[Rows from a layout dataset]

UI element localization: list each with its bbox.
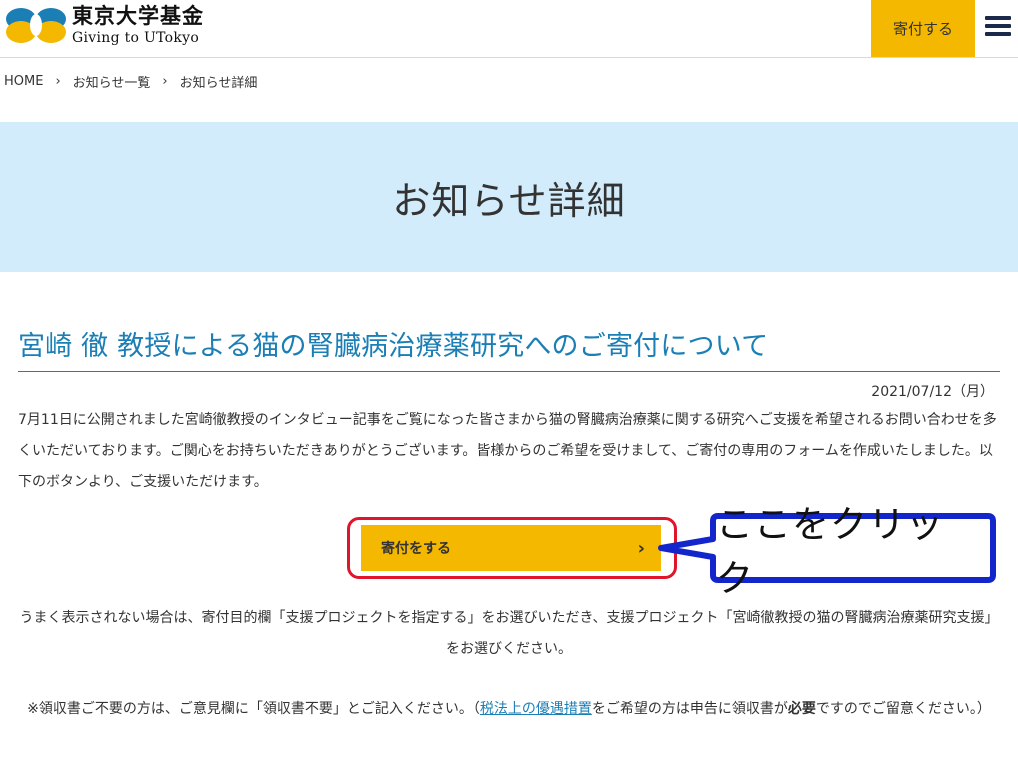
breadcrumb-home[interactable]: HOME: [4, 74, 43, 89]
article-title: 宮崎 徹 教授による猫の腎臓病治療薬研究へのご寄付について: [18, 324, 1000, 372]
logo-japanese: 東京大学基金: [72, 3, 204, 28]
receipt-note-mid: をご希望の方は申告に領収書が: [591, 701, 788, 717]
breadcrumb-news-list[interactable]: お知らせ一覧: [73, 72, 151, 91]
page-title: お知らせ詳細: [392, 178, 626, 223]
site-header: 東京大学基金 Giving to UTokyo 寄付する: [0, 0, 1018, 58]
logo-text[interactable]: 東京大学基金 Giving to UTokyo: [72, 3, 204, 47]
fallback-note: うまく表示されない場合は、寄付目的欄「支援プロジェクトを指定する」をお選びいただ…: [19, 610, 999, 657]
donate-button-label: 寄付をする: [381, 541, 451, 557]
article-date: 2021/07/12（月）: [871, 384, 994, 400]
logo-english: Giving to UTokyo: [72, 30, 200, 46]
chevron-right-icon: ›: [162, 74, 168, 89]
donate-button[interactable]: 寄付をする ›: [361, 525, 661, 571]
chevron-right-icon: ›: [55, 74, 61, 89]
receipt-note-suffix: ですのでご留意ください。）: [815, 701, 991, 717]
callout-text: ここをクリック: [716, 503, 944, 600]
receipt-note: ※領収書ご不要の方は、ご意見欄に「領収書不要」とご記入ください。（税法上の優遇措…: [18, 694, 1000, 725]
header-donate-button[interactable]: 寄付する: [871, 0, 975, 57]
tax-benefit-link[interactable]: 税法上の優遇措置: [480, 701, 592, 717]
receipt-note-bold: 必要: [787, 701, 816, 717]
receipt-note-prefix: ※領収書ご不要の方は、ご意見欄に「領収書不要」とご記入ください。（: [27, 701, 480, 717]
utokyo-logo[interactable]: [4, 4, 70, 44]
page-banner: お知らせ詳細: [0, 122, 1018, 272]
chevron-right-icon: ›: [637, 537, 645, 559]
article-body: 7月11日に公開されました宮崎徹教授のインタビュー記事をご覧になった皆さまから猫…: [18, 412, 997, 490]
breadcrumb: HOME › お知らせ一覧 › お知らせ詳細: [4, 72, 257, 91]
hamburger-menu-icon[interactable]: [980, 12, 1016, 44]
breadcrumb-current: お知らせ詳細: [179, 76, 258, 91]
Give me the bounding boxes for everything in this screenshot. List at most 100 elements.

# Required task
Rewrite every row above, replacing each occurrence of "chevron-right-icon" with "arrow-right-icon" and leaving everything else unchanged. Omit the pictures from your answer.

# The answer
UI element localization: list each with its bbox.
breadcrumb-home[interactable]: HOME: [4, 74, 43, 89]
article-title: 宮崎 徹 教授による猫の腎臓病治療薬研究へのご寄付について: [18, 324, 1000, 372]
logo-japanese: 東京大学基金: [72, 3, 204, 28]
receipt-note-mid: をご希望の方は申告に領収書が: [591, 701, 788, 717]
breadcrumb-news-list[interactable]: お知らせ一覧: [73, 72, 151, 91]
page-title: お知らせ詳細: [392, 178, 626, 223]
site-header: 東京大学基金 Giving to UTokyo 寄付する: [0, 0, 1018, 58]
logo-text[interactable]: 東京大学基金 Giving to UTokyo: [72, 3, 204, 47]
fallback-note: うまく表示されない場合は、寄付目的欄「支援プロジェクトを指定する」をお選びいただ…: [19, 610, 999, 657]
donate-button-label: 寄付をする: [381, 541, 451, 557]
article-date: 2021/07/12（月）: [871, 384, 994, 400]
logo-english: Giving to UTokyo: [72, 30, 200, 46]
arrow-right-icon: ›: [162, 74, 168, 89]
donate-button[interactable]: 寄付をする ›: [361, 525, 661, 571]
arrow-right-icon: ›: [55, 74, 61, 89]
receipt-note-suffix: ですのでご留意ください。）: [815, 701, 991, 717]
callout-text: ここをクリック: [716, 503, 944, 600]
receipt-note: ※領収書ご不要の方は、ご意見欄に「領収書不要」とご記入ください。（税法上の優遇措…: [18, 694, 1000, 725]
header-donate-button[interactable]: 寄付する: [871, 0, 975, 57]
tax-benefit-link[interactable]: 税法上の優遇措置: [480, 701, 592, 717]
receipt-note-bold: 必要: [787, 701, 816, 717]
receipt-note-prefix: ※領収書ご不要の方は、ご意見欄に「領収書不要」とご記入ください。（: [27, 701, 480, 717]
utokyo-logo[interactable]: [4, 4, 70, 44]
page-banner: お知らせ詳細: [0, 122, 1018, 272]
arrow-right-icon: ›: [637, 537, 645, 559]
article-body: 7月11日に公開されました宮崎徹教授のインタビュー記事をご覧になった皆さまから猫…: [18, 412, 997, 490]
breadcrumb: HOME › お知らせ一覧 › お知らせ詳細: [4, 72, 257, 91]
hamburger-menu-icon[interactable]: [980, 12, 1016, 44]
breadcrumb-current: お知らせ詳細: [179, 76, 258, 91]
Give me the bounding boxes for everything in this screenshot. List at most 100 elements.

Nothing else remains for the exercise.